** start of Data for this exercise **
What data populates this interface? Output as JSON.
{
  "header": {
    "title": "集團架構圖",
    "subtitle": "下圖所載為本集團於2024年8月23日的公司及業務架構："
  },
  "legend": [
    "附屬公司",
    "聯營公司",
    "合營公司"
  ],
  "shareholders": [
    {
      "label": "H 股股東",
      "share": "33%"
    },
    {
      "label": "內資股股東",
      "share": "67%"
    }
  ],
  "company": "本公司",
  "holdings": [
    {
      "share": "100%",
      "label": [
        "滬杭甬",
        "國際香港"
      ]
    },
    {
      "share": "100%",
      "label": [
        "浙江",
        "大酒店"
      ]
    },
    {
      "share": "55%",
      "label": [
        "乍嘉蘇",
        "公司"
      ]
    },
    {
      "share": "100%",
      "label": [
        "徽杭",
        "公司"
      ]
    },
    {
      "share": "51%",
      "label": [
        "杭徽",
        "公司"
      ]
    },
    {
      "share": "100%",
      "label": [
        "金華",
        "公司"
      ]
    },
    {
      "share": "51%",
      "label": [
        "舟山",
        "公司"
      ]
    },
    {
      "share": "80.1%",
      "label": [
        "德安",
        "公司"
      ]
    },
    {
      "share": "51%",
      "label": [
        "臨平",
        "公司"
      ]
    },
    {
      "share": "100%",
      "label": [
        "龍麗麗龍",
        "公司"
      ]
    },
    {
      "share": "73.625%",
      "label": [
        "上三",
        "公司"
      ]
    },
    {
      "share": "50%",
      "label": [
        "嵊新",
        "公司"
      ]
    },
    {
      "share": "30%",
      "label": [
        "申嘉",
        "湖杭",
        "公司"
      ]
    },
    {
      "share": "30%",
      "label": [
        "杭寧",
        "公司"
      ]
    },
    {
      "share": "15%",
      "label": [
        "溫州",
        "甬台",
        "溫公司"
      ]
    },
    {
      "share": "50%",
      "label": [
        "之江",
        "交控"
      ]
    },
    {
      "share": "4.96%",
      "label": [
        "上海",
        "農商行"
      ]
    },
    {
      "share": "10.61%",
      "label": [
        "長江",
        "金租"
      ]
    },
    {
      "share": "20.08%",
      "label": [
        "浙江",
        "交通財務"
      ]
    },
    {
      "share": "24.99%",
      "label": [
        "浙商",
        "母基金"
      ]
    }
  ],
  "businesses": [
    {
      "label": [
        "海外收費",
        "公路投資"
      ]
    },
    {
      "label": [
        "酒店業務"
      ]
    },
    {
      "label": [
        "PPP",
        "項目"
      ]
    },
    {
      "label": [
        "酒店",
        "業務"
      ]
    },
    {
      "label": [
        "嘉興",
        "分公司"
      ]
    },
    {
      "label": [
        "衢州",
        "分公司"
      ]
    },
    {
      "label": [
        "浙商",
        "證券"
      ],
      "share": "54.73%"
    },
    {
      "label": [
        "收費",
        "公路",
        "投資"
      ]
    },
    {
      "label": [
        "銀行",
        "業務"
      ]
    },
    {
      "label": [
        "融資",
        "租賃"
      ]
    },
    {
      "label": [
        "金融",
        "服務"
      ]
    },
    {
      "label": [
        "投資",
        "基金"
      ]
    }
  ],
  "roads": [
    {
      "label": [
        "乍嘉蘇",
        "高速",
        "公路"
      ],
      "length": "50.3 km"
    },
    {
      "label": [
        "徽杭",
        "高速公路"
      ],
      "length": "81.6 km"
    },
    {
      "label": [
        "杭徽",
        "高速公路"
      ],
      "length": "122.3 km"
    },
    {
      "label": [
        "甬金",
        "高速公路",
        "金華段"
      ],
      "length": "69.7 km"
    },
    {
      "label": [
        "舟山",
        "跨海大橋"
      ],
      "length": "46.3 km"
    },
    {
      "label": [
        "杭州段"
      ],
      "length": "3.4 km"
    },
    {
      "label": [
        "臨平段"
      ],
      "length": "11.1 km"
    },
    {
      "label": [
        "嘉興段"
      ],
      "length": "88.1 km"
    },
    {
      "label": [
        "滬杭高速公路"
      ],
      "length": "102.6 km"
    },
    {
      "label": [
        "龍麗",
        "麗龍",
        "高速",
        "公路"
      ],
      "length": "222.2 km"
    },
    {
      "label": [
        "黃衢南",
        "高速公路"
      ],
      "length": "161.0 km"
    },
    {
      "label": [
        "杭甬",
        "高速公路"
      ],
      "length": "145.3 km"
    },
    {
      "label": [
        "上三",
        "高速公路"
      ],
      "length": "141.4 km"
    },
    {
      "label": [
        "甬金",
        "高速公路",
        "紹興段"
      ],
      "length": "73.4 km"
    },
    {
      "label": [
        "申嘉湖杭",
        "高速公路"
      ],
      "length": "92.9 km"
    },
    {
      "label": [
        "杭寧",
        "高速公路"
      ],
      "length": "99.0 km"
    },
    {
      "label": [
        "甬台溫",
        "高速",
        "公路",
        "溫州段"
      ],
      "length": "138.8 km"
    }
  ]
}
** end of Data for this exercise **
- **Stated goal**
Quote each line of the data above exactly as written.

- **Output for this task**
What data populates this interface? Output as JSON.
{
  "header": {
    "title": "集團架構圖",
    "subtitle": "下圖所載為本集團於2024年8月23日的公司及業務架構："
  },
  "legend": [
    "附屬公司",
    "聯營公司",
    "合營公司"
  ],
  "shareholders": [
    {
      "label": "H 股股東",
      "share": "33%"
    },
    {
      "label": "內資股股東",
      "share": "67%"
    }
  ],
  "company": "本公司",
  "holdings": [
    {
      "share": "100%",
      "label": [
        "滬杭甬",
        "國際香港"
      ]
    },
    {
      "share": "100%",
      "label": [
        "浙江",
        "大酒店"
      ]
    },
    {
      "share": "55%",
      "label": [
        "乍嘉蘇",
        "公司"
      ]
    },
    {
      "share": "100%",
      "label": [
        "徽杭",
        "公司"
      ]
    },
    {
      "share": "51%",
      "label": [
        "杭徽",
        "公司"
      ]
    },
    {
      "share": "100%",
      "label": [
        "金華",
        "公司"
      ]
    },
    {
      "share": "51%",
      "label": [
        "舟山",
        "公司"
      ]
    },
    {
      "share": "80.1%",
      "label": [
        "德安",
        "公司"
      ]
    },
    {
      "share": "51%",
      "label": [
        "臨平",
        "公司"
      ]
    },
    {
      "share": "100%",
      "label": [
        "龍麗麗龍",
        "公司"
      ]
    },
    {
      "share": "73.625%",
      "label": [
        "上三",
        "公司"
      ]
    },
    {
      "share": "50%",
      "label": [
        "嵊新",
        "公司"
      ]
    },
    {
      "share": "30%",
      "label": [
        "申嘉",
        "湖杭",
        "公司"
      ]
    },
    {
      "share": "30%",
      "label": [
        "杭寧",
        "公司"
      ]
    },
    {
      "share": "15%",
      "label": [
        "溫州",
        "甬台",
        "溫公司"
      ]
    },
    {
      "share": "50%",
      "label": [
        "之江",
        "交控"
      ]
    },
    {
      "share": "4.96%",
      "label": [
        "上海",
        "農商行"
      ]
    },
    {
      "share": "10.61%",
      "label": [
        "長江",
        "金租"
      ]
    },
    {
      "share": "20.08%",
      "label": [
        "浙江",
        "交通財務"
      ]
    },
    {
      "share": "24.99%",
      "label": [
        "浙商",
        "母基金"
      ]
    }
  ],
  "businesses": [
    {
      "label": [
        "海外收費",
        "公路投資"
      ]
    },
    {
      "label": [
        "酒店業務"
      ]
    },
    {
      "label": [
        "PPP",
        "項目"
      ]
    },
    {
      "label": [
        "酒店",
        "業務"
      ]
    },
    {
      "label": [
        "嘉興",
        "分公司"
      ]
    },
    {
      "label": [
        "衢州",
        "分公司"
      ]
    },
    {
      "label": [
        "浙商",
        "證券"
      ],
      "share": "54.73%"
    },
    {
      "label": [
        "收費",
        "公路",
        "投資"
      ]
    },
    {
      "label": [
        "銀行",
        "業務"
      ]
    },
    {
      "label": [
        "融資",
        "租賃"
      ]
    },
    {
      "label": [
        "金融",
        "服務"
      ]
    },
    {
      "label": [
        "投資",
        "基金"
      ]
    }
  ],
  "roads": [
    {
      "label": [
        "乍嘉蘇",
        "高速",
        "公路"
      ],
      "length": "50.3 km"
    },
    {
      "label": [
        "徽杭",
        "高速公路"
      ],
      "length": "81.6 km"
    },
    {
      "label": [
        "杭徽",
        "高速公路"
      ],
      "length": "122.3 km"
    },
    {
      "label": [
        "甬金",
        "高速公路",
        "金華段"
      ],
      "length": "69.7 km"
    },
    {
      "label": [
        "舟山",
        "跨海大橋"
      ],
      "length": "46.3 km"
    },
    {
      "label": [
        "杭州段"
      ],
      "length": "3.4 km"
    },
    {
      "label": [
        "臨平段"
      ],
      "length": "11.1 km"
    },
    {
      "label": [
        "嘉興段"
      ],
      "length": "88.1 km"
    },
    {
      "label": [
        "滬杭高速公路"
      ],
      "length": "102.6 km"
    },
    {
      "label": [
        "龍麗",
        "麗龍",
        "高速",
        "公路"
      ],
      "length": "222.2 km"
    },
    {
      "label": [
        "黃衢南",
        "高速公路"
      ],
      "length": "161.0 km"
    },
    {
      "label": [
        "杭甬",
        "高速公路"
      ],
      "length": "145.3 km"
    },
    {
      "label": [
        "上三",
        "高速公路"
      ],
      "length": "141.4 km"
    },
    {
      "label": [
        "甬金",
        "高速公路",
        "紹興段"
      ],
      "length": "73.4 km"
    },
    {
      "label": [
        "申嘉湖杭",
        "高速公路"
      ],
      "length": "92.9 km"
    },
    {
      "label": [
        "杭寧",
        "高速公路"
      ],
      "length": "99.0 km"
    },
    {
      "label": [
        "甬台溫",
        "高速",
        "公路",
        "溫州段"
      ],
      "length": "138.8 km"
    }
  ]
}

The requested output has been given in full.